**WHAT IS EXPECTED**. Continue the review of the film Jurassic World below, picking up right after its final sentence.

**SELECTED EXTRACT**.
-- -- --
Director: Colin Trevorrow

Starring: Chris Pratt, Bryce Dallas Howard, dinosaurs!

You know your franchise reboot is in trouble when its best moments are explicit references to the much, much better original. And when even those moments are empty, ultimately. But hey, who can argue with a billion dollars at the box office? They should have called this Jurassic World: Who’d have thought this could happen a fourth time?

Set 22 years after the original Jurassic Park, the island of Isla Nublar has been successfully reopened by the Masrani Corporation, and retitled Jurassic World. How exactly they managed to regain control of the island is never really made clear, but who cares? Dinosaurs! Thousands of yuppies flock to gawp at the miracle of cloned prehistoric animals, but apparently this isn’t enough. The park needs bigger, scarier attractions to meet consumer demands. So they concoct a genetic hybrid: the super intelligent Indominus Rex. The movie’s own trailer points out that this is “probably not a good idea”. Surprise, surprise, the new dino busts out and runs amok, leaving it up to the park’s manager Claire (Bryce Dallas Howard) and Velociraptor trainer/resident hunk Owen (Chris Pratt) to save the day. Throw in a forced romance, a pair of incredibly annoying kids, and an utterly preposterous plan to use raptors to fight the Indominus, and you have your movie.
-- -- --
**Records contained in a dataset**.
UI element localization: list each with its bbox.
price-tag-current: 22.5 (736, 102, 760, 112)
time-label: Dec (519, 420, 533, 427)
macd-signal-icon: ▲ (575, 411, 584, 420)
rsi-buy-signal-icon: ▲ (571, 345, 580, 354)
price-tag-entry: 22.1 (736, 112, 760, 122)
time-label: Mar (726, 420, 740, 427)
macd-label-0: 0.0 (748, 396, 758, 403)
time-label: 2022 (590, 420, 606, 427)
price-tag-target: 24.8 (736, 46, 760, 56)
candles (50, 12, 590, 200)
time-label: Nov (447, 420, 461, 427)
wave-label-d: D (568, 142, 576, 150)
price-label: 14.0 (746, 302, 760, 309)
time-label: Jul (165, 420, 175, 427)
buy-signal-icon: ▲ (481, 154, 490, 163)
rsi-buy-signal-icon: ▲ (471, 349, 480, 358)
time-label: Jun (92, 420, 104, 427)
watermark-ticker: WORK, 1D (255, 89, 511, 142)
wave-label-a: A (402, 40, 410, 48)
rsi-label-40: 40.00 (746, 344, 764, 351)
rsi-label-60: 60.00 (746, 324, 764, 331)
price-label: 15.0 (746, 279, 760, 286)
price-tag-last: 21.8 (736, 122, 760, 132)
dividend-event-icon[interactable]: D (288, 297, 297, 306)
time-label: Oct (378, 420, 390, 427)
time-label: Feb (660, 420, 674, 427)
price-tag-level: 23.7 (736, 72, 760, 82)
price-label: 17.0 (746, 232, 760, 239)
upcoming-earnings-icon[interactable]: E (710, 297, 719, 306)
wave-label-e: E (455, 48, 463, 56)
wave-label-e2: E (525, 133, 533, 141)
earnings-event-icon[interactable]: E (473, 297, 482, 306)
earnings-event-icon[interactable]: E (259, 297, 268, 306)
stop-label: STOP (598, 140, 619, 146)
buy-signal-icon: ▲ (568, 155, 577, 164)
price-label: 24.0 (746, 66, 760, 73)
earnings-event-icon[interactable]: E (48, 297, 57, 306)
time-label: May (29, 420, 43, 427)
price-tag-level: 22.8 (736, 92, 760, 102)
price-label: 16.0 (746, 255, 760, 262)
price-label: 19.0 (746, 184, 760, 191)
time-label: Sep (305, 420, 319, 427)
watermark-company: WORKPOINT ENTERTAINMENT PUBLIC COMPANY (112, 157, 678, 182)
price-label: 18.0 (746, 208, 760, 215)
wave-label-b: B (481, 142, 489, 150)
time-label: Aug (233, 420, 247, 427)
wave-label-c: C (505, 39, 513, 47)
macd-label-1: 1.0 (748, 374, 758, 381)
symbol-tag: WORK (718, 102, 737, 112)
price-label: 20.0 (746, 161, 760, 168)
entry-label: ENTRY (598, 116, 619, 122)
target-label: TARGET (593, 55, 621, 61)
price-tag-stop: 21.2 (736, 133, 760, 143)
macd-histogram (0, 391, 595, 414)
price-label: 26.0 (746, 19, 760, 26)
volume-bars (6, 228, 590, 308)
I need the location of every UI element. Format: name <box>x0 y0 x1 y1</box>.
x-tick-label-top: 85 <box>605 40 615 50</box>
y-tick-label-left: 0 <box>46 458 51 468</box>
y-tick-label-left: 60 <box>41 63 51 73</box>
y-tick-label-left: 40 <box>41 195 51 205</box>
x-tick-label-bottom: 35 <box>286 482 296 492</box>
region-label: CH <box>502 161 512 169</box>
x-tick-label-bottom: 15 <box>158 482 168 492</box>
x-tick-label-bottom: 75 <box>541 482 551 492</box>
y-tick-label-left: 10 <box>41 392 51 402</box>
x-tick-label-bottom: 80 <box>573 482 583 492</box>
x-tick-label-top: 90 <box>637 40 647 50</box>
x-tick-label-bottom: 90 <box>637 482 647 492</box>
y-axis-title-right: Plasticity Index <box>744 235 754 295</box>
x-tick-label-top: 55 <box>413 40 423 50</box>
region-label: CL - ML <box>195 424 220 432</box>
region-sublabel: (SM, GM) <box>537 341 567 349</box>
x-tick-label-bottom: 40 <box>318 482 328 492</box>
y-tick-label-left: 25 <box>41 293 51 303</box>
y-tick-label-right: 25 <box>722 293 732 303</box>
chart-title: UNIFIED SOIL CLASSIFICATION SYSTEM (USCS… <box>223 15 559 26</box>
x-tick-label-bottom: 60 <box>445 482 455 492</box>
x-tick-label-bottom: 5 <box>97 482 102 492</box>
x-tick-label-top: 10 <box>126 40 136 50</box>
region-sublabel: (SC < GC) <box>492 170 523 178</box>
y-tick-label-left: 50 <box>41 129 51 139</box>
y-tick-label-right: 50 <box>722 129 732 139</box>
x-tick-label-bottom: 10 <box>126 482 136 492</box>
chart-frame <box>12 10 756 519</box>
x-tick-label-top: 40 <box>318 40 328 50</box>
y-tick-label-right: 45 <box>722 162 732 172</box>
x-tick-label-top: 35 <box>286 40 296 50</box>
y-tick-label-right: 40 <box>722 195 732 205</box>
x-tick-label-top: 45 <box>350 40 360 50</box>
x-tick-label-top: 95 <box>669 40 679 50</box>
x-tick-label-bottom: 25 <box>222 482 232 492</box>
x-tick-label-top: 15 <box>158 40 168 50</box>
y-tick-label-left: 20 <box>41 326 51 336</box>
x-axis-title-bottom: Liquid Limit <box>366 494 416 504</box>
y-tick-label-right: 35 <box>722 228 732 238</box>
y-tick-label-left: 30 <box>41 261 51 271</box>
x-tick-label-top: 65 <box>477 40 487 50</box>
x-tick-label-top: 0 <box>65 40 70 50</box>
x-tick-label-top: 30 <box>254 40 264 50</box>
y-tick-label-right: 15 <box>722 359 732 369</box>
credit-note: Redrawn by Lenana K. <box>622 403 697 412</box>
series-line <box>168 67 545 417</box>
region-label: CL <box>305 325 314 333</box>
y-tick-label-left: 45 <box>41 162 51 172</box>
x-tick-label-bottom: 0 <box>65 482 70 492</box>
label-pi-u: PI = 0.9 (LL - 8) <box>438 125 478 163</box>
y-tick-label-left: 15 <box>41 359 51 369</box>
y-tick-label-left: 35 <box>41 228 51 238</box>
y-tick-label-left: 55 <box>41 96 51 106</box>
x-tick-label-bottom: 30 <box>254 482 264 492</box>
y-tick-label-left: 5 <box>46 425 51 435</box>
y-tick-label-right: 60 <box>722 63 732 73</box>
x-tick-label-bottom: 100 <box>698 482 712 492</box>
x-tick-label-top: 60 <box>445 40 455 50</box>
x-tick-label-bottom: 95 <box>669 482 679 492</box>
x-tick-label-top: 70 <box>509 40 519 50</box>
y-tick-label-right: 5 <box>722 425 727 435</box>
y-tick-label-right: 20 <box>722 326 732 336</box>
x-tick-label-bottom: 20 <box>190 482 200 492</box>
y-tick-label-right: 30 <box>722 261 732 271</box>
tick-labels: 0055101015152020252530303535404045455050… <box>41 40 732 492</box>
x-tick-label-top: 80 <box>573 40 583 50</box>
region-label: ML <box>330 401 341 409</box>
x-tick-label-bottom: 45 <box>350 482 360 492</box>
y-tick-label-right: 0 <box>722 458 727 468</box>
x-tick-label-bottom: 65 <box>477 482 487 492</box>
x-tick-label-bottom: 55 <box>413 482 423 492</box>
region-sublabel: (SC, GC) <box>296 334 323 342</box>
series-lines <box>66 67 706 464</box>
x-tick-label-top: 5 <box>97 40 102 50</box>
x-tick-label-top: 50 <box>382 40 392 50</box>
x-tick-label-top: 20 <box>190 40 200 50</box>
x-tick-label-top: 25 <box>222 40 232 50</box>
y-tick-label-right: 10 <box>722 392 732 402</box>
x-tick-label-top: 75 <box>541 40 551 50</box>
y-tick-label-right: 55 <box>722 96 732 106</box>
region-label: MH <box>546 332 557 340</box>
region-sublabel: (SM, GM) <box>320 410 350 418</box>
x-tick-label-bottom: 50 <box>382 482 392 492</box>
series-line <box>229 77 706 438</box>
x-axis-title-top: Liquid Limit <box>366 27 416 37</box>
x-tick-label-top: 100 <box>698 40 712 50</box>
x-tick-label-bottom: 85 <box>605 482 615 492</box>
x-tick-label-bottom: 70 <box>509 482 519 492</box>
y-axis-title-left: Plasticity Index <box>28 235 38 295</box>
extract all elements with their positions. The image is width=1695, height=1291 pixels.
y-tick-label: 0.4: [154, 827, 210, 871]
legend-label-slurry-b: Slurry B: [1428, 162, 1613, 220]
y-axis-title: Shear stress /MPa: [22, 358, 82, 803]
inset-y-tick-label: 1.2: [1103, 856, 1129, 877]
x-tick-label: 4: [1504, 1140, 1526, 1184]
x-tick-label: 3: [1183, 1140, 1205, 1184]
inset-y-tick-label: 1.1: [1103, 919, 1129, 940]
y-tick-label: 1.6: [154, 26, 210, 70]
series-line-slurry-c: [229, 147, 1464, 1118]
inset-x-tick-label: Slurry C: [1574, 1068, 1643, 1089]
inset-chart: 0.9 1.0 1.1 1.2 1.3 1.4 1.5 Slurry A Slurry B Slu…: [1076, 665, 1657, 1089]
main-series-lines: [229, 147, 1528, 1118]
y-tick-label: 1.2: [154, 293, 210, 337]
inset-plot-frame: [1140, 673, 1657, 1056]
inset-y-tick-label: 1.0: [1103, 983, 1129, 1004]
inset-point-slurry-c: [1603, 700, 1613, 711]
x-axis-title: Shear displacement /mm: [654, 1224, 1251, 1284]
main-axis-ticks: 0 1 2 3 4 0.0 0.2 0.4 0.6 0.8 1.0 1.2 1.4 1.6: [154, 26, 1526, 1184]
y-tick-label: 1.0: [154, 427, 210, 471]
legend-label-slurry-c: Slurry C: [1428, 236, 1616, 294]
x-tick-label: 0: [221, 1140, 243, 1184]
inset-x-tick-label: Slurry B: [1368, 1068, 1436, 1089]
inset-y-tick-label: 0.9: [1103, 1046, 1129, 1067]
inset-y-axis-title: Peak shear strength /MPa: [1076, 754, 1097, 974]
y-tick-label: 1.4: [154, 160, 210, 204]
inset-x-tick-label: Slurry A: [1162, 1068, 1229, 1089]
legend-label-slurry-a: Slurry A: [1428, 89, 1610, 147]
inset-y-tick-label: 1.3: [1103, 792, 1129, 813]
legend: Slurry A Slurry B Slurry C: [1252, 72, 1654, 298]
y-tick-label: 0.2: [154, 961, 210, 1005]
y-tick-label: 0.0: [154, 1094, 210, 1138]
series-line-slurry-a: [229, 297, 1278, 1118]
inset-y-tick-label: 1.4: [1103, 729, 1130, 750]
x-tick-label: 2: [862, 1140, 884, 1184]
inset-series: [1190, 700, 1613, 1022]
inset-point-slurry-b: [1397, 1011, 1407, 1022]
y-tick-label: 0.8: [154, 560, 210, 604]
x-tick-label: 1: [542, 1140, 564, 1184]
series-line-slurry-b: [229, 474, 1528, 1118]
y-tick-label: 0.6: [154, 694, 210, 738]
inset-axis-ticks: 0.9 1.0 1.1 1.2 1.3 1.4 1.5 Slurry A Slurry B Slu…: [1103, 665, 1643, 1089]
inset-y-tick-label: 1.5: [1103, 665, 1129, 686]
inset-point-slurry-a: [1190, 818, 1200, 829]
-- -- --
**OUTPUT FOR THIS EXERCISE**.
Jurassic World’s problem isn’t its ridiculousness. It’s bland. What made the original Jurassic Park a great summer blockbuster was that Spielberg used the technological restrictions of making a live action dinosaur film in 1993 to his advantage, namely to create tension and develop its characters. Note that in the original, dinosaurs actually only show up for maybe 15-20 minutes. This is something Spielberg learned from the logistical nightmare of making Jaws with an animatronic shark, 40 years ago. The remainder of the gaps were used to illuminate Michael Crichton’s source material, an accessible interpretation of chaos theory via a vintage Jeff Goldblum performance.

Of course Jurassic World is troubled by no such restrictions whatsoever. CGI allows filmmakers to do whatever they want. To its credit, the movie spends a commendable amount of time establishing cursory themes of animal psychology, and a broader theme of control vs. chaos. It’s just a little ironic that once the dinosaurs are set loose, the movie throws all that out the window and craps the bed with a sensory overload of consequence-less CGI. It’s just stuff for the sake of stuff. Meanwhile, the best JW can offer in response to Goldblum is New Girl’s Jake Johnson, whose sole purpose apparently is to comment on how ridiculous the whole scenario is. You and me both, brother.